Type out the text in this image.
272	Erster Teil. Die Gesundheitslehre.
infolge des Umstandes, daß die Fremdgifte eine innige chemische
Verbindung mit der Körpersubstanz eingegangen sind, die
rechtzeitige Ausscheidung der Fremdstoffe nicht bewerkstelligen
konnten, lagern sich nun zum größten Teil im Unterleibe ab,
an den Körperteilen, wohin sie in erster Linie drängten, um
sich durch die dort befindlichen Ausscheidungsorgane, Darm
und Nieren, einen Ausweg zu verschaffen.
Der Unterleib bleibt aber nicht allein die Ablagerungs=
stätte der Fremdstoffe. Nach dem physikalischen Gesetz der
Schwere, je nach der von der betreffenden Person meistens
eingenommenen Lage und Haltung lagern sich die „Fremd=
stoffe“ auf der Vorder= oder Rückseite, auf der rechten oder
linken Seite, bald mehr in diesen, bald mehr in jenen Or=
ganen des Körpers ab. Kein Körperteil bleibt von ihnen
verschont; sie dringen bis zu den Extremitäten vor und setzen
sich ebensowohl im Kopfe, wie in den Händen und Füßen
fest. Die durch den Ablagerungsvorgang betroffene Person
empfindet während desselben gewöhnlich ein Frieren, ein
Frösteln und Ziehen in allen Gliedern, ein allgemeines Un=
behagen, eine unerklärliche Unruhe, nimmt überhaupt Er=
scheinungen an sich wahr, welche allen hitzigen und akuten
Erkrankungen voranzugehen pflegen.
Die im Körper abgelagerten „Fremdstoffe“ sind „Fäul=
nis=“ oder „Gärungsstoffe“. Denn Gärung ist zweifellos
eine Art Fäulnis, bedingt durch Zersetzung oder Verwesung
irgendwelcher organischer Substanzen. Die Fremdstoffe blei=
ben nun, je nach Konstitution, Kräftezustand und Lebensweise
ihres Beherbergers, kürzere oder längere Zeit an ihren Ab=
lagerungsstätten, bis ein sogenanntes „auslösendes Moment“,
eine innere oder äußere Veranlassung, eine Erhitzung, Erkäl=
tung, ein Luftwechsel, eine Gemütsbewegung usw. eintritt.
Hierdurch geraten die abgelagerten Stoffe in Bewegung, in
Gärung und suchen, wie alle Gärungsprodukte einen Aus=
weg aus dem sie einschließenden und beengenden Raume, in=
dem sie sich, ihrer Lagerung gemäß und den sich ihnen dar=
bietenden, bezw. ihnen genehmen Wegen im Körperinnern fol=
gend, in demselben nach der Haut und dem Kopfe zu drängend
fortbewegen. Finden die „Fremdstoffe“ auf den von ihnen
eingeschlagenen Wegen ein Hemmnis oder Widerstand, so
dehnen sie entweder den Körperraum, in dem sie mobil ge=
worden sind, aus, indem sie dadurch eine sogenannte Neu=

→ **The problem**: Using the data above, return every line that contains the string "einen".

→ **Task solution**:
und Nieren, einen Ausweg zu verschaffen.
Gärung und suchen, wie alle Gärungsprodukte einen Aus=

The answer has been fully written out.